---- The input

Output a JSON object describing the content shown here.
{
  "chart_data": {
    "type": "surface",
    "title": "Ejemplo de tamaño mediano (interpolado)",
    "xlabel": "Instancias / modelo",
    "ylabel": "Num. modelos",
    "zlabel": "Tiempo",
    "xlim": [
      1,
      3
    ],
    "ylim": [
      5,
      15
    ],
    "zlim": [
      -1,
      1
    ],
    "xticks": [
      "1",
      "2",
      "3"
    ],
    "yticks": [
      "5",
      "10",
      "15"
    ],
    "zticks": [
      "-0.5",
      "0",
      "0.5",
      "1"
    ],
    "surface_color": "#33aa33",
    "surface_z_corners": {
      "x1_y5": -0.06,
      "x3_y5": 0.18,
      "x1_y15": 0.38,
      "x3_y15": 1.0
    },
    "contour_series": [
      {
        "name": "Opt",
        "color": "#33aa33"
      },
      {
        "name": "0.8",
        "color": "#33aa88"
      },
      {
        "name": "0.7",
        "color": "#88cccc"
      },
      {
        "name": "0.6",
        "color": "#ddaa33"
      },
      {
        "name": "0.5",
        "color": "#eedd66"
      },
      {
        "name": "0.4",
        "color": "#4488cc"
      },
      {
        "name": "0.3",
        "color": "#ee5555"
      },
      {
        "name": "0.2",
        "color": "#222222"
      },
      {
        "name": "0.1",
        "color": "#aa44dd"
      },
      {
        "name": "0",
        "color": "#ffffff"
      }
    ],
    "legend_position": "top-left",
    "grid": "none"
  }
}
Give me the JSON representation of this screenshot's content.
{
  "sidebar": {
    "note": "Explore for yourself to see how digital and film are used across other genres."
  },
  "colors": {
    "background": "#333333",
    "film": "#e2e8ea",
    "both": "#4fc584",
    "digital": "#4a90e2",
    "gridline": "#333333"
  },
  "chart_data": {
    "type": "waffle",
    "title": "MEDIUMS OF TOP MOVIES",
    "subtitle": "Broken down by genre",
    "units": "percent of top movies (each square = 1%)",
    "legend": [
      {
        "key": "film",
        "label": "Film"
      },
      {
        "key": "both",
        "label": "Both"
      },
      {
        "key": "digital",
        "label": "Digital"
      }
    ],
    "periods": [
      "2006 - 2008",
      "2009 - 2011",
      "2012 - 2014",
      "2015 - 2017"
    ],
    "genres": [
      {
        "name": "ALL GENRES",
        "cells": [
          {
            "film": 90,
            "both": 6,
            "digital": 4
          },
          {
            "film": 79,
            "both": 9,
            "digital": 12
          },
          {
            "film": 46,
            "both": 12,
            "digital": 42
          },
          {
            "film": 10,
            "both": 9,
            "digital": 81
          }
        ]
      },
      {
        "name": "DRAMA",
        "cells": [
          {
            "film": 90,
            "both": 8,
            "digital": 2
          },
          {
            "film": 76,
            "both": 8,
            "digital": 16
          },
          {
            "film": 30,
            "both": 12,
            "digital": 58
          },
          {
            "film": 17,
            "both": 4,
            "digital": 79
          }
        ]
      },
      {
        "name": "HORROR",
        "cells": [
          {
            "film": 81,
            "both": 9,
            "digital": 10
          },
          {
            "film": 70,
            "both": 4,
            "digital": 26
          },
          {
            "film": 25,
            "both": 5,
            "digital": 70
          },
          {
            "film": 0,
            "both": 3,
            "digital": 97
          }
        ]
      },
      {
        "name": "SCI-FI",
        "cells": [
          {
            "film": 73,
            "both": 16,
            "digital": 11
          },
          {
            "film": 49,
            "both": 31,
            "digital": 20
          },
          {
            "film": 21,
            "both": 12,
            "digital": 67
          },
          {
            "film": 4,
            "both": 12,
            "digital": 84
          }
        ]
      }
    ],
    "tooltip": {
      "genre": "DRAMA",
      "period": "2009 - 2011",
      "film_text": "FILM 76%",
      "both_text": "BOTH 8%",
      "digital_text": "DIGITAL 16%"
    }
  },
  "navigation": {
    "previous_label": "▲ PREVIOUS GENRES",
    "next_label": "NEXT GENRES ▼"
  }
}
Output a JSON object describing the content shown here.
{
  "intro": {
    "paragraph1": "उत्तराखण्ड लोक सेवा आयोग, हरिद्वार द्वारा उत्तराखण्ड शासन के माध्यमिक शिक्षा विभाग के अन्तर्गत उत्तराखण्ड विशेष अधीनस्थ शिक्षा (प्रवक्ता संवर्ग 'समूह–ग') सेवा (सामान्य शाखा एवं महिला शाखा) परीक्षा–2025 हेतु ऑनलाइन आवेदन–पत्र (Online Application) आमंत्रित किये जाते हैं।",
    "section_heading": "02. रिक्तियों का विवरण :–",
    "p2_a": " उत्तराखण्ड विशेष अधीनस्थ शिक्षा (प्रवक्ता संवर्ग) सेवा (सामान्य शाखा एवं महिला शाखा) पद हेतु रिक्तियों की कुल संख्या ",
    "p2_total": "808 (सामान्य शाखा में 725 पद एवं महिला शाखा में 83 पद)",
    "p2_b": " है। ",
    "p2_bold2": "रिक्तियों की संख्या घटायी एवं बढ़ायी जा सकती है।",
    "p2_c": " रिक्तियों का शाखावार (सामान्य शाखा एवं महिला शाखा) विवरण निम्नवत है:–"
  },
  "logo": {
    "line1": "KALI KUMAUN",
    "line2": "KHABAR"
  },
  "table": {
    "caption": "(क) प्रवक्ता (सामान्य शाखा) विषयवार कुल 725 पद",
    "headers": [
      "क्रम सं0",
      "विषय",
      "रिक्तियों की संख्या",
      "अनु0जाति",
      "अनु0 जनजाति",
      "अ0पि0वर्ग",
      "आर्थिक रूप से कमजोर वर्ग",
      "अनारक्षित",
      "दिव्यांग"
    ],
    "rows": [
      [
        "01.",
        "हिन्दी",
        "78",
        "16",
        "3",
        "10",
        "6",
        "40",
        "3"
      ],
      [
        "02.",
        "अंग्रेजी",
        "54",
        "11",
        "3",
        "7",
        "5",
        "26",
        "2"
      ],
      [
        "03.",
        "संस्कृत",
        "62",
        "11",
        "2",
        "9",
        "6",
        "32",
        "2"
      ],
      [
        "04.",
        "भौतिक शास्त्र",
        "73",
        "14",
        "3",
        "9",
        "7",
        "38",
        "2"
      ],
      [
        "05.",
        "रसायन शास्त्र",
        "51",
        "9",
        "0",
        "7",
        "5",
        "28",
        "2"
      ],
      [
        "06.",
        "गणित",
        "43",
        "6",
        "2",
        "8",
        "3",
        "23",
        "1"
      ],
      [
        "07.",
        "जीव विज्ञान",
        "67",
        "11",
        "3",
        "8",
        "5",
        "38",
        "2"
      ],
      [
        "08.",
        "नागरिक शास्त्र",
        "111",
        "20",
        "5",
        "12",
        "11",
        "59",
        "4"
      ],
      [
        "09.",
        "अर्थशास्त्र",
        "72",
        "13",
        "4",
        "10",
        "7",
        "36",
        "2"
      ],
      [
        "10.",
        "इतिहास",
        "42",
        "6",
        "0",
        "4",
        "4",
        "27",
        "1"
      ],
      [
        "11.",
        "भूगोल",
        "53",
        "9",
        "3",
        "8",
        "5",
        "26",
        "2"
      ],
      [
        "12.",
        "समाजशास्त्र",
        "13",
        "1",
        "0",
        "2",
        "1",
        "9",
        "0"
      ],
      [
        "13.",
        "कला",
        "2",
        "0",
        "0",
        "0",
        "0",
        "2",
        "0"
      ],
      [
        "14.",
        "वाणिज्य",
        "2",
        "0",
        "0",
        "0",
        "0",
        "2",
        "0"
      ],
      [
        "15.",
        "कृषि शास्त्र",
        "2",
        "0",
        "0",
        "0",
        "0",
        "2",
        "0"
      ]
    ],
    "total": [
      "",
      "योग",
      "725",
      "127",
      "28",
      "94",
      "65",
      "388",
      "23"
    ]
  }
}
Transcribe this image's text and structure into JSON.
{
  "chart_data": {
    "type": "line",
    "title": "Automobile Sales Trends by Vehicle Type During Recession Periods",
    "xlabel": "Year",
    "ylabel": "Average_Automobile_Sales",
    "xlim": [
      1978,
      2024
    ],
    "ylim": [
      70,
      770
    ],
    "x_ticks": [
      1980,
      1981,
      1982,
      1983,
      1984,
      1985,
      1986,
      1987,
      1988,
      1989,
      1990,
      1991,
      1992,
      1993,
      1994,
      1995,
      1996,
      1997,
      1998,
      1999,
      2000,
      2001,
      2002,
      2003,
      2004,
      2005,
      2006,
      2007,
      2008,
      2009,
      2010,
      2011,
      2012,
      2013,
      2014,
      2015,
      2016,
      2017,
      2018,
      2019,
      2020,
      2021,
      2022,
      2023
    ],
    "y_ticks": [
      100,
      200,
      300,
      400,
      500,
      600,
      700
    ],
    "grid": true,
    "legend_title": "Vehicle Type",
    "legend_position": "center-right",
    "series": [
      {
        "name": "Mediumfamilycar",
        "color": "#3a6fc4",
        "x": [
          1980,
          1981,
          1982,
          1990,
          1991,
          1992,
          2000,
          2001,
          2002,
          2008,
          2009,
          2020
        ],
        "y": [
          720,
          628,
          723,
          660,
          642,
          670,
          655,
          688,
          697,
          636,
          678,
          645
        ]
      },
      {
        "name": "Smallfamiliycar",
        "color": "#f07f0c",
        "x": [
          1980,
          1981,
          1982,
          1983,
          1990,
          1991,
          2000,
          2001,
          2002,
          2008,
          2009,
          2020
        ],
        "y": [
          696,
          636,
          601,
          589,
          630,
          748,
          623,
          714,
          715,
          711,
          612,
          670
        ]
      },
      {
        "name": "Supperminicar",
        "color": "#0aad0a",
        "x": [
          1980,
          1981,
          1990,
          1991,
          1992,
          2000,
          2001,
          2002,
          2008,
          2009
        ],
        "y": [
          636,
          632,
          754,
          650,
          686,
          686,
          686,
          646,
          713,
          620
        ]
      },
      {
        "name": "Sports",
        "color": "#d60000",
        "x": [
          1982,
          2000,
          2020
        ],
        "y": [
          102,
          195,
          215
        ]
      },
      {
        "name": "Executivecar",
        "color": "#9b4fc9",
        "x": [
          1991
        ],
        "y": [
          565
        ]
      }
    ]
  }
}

--------

> _The exercise_
Some lines of the data above may hold the word "ylabel"; report how many do, and nothing else.

> _Exercise solution_
2